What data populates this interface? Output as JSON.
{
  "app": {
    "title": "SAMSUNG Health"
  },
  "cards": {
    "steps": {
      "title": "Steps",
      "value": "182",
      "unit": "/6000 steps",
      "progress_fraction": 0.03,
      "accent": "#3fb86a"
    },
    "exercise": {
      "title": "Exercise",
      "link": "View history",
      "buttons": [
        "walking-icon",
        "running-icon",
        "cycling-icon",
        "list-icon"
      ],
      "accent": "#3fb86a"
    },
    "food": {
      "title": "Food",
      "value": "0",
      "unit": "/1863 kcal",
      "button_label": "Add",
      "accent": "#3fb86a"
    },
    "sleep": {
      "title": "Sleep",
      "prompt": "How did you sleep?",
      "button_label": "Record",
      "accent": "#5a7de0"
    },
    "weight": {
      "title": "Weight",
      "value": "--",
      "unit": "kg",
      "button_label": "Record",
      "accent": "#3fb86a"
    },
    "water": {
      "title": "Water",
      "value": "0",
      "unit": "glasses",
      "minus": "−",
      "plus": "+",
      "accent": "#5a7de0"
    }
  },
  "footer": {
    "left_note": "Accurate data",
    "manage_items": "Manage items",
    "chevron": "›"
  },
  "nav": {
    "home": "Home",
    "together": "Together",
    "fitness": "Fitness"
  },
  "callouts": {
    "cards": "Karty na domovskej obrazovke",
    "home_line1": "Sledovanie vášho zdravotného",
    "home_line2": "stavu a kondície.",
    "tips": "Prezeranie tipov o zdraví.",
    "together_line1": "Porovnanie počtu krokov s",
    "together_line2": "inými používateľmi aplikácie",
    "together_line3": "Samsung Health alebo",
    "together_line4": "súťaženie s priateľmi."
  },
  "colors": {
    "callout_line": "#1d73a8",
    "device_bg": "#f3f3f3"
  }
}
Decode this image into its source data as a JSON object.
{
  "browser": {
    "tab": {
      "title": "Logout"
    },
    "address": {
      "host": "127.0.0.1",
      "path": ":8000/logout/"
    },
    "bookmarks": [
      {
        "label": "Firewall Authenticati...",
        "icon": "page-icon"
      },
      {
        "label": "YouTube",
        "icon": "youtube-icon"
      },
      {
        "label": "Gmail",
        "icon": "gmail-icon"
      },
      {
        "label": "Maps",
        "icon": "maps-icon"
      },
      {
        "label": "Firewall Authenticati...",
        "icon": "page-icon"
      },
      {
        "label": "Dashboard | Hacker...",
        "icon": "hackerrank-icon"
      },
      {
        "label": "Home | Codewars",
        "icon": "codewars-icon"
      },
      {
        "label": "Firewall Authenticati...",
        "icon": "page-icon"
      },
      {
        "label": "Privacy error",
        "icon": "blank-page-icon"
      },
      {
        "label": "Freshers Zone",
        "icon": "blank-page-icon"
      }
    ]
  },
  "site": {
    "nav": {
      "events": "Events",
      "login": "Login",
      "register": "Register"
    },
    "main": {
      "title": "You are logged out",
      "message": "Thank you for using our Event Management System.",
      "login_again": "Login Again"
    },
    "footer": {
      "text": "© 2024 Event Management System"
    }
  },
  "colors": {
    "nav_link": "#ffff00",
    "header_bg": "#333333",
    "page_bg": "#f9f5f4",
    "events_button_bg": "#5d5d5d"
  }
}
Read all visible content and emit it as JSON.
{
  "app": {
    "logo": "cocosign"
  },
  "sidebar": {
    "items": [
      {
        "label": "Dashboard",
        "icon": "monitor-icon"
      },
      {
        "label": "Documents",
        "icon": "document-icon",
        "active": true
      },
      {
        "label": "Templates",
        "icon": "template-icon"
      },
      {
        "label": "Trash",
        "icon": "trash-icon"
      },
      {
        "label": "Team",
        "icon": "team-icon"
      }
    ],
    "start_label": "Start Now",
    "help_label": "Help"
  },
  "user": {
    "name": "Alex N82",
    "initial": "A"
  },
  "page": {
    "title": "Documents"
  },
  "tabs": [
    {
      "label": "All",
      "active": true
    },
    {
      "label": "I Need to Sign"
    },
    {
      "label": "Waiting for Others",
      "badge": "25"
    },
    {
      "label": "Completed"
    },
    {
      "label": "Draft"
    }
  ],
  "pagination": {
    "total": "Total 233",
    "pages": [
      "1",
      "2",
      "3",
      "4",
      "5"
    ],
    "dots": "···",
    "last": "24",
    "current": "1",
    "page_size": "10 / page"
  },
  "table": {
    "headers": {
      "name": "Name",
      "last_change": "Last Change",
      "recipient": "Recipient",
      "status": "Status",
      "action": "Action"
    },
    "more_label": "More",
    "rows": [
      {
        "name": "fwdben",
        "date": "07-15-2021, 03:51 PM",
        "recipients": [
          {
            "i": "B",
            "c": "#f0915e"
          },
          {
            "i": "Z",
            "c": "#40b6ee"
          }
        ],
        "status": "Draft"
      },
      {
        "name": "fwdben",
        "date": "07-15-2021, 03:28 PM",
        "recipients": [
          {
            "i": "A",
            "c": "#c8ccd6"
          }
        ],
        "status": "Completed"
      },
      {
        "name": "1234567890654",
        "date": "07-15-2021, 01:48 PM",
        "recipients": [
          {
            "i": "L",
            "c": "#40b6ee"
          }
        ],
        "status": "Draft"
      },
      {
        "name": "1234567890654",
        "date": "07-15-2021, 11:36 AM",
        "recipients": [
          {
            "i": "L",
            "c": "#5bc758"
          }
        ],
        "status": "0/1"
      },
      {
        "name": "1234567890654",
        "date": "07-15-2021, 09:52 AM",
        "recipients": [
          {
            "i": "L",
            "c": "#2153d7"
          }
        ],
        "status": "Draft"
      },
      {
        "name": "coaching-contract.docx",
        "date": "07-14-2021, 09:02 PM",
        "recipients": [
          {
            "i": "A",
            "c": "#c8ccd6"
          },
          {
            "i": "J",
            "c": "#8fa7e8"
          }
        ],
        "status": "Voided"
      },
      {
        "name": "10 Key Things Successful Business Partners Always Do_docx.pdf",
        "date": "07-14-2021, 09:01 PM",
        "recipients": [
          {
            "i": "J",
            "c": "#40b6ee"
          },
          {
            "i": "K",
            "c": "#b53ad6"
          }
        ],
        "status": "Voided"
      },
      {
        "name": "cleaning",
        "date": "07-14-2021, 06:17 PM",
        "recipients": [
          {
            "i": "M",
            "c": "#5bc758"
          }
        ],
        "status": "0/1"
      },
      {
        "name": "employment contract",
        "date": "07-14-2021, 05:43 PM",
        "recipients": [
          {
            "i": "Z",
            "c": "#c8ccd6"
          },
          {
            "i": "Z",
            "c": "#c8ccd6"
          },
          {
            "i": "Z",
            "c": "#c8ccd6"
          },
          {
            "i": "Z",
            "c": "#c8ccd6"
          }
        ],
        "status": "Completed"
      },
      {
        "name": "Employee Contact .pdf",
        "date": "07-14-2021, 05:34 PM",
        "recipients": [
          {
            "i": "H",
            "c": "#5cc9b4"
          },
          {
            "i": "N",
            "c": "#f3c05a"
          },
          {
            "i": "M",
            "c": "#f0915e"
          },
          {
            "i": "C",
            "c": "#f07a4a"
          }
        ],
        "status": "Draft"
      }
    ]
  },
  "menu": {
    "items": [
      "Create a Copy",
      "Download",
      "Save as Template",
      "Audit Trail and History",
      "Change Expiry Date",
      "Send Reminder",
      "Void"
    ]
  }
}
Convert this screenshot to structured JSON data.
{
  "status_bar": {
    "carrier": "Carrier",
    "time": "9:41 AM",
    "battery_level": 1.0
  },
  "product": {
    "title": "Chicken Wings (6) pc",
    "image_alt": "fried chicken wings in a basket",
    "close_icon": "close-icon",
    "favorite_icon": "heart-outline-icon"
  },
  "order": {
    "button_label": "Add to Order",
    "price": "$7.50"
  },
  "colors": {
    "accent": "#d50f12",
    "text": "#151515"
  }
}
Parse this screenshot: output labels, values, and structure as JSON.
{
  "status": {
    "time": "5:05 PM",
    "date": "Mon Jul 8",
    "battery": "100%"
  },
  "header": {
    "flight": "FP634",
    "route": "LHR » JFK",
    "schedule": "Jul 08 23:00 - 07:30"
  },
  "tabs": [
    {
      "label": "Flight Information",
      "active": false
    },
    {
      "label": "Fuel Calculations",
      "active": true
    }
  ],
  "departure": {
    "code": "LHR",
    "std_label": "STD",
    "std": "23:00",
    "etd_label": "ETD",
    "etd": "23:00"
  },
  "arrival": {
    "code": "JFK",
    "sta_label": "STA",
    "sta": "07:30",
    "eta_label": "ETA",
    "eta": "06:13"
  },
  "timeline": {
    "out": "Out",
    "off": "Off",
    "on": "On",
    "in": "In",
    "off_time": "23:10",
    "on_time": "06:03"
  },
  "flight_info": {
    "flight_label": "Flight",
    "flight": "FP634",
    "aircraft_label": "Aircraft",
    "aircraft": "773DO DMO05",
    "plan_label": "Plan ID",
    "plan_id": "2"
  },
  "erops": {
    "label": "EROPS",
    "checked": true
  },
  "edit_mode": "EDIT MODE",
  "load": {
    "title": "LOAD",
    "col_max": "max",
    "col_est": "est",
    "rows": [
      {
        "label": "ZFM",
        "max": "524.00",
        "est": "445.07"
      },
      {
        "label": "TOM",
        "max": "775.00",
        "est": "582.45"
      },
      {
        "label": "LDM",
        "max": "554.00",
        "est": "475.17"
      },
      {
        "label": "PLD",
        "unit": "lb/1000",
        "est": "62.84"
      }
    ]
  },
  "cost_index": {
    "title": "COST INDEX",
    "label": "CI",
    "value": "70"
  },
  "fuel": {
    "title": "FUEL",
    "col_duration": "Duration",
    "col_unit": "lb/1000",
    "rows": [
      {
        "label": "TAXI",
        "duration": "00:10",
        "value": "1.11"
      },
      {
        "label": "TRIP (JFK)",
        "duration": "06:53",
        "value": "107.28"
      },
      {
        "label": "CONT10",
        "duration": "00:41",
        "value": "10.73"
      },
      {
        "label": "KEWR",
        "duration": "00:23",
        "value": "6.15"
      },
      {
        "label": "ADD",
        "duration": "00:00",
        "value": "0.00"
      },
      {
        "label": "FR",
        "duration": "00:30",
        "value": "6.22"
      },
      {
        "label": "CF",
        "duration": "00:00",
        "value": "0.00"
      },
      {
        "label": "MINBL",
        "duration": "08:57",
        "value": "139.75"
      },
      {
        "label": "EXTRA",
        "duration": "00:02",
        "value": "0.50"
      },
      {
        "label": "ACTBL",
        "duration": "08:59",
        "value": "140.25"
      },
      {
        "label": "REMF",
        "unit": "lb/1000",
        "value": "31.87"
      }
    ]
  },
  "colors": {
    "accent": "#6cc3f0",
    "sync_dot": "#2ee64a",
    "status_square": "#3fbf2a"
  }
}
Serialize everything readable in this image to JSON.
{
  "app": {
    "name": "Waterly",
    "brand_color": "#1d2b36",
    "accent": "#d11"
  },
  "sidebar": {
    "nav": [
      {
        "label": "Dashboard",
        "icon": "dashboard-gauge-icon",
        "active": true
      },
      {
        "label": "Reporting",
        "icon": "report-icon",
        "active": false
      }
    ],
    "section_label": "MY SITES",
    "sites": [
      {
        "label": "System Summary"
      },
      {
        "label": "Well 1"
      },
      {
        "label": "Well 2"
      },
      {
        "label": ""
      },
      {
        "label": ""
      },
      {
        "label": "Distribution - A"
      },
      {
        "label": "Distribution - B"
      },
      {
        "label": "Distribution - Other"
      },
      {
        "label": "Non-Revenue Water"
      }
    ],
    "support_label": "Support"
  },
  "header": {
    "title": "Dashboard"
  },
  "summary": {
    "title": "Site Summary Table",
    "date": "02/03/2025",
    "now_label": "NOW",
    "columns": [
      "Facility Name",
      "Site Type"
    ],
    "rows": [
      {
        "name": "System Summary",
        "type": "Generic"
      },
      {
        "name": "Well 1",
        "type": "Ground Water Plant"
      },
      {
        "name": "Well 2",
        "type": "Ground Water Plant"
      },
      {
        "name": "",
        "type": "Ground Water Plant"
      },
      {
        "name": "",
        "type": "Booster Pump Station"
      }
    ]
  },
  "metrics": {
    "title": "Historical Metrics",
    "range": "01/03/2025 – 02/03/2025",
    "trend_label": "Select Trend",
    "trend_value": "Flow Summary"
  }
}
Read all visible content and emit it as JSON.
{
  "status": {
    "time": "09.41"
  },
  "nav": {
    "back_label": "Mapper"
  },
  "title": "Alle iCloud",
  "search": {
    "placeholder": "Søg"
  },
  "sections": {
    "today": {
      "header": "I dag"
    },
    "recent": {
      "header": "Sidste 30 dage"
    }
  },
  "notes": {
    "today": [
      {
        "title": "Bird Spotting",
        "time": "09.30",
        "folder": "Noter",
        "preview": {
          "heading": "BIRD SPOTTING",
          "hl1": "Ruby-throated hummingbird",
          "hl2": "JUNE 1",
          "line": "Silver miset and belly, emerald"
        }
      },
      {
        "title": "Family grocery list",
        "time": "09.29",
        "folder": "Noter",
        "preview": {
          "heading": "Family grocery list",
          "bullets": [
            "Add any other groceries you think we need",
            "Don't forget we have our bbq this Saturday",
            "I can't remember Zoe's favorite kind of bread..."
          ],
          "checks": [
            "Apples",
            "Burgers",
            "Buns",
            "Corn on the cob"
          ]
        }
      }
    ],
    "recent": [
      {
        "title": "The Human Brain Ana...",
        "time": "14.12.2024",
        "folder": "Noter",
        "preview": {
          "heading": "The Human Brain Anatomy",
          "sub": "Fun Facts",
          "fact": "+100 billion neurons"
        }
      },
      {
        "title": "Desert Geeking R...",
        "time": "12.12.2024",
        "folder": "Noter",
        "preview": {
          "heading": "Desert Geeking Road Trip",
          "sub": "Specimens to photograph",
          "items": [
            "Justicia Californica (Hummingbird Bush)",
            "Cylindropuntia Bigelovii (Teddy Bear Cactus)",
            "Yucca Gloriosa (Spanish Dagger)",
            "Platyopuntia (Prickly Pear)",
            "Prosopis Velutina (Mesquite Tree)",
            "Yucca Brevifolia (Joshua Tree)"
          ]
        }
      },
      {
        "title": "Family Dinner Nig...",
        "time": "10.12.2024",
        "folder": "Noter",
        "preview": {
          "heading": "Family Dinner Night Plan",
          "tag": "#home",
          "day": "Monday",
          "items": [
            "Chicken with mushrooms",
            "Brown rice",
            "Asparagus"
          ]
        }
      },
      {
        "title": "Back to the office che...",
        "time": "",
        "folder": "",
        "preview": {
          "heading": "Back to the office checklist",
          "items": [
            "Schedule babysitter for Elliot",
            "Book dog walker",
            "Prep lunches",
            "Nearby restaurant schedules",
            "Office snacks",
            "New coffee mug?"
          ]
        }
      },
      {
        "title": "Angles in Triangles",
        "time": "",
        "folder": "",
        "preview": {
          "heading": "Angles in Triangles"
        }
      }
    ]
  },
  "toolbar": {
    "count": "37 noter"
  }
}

- **Task prompt**: Pull out all lines containing "contract".

- **Task output**:
        "name": "coaching-contract.docx",
        "name": "employment contract",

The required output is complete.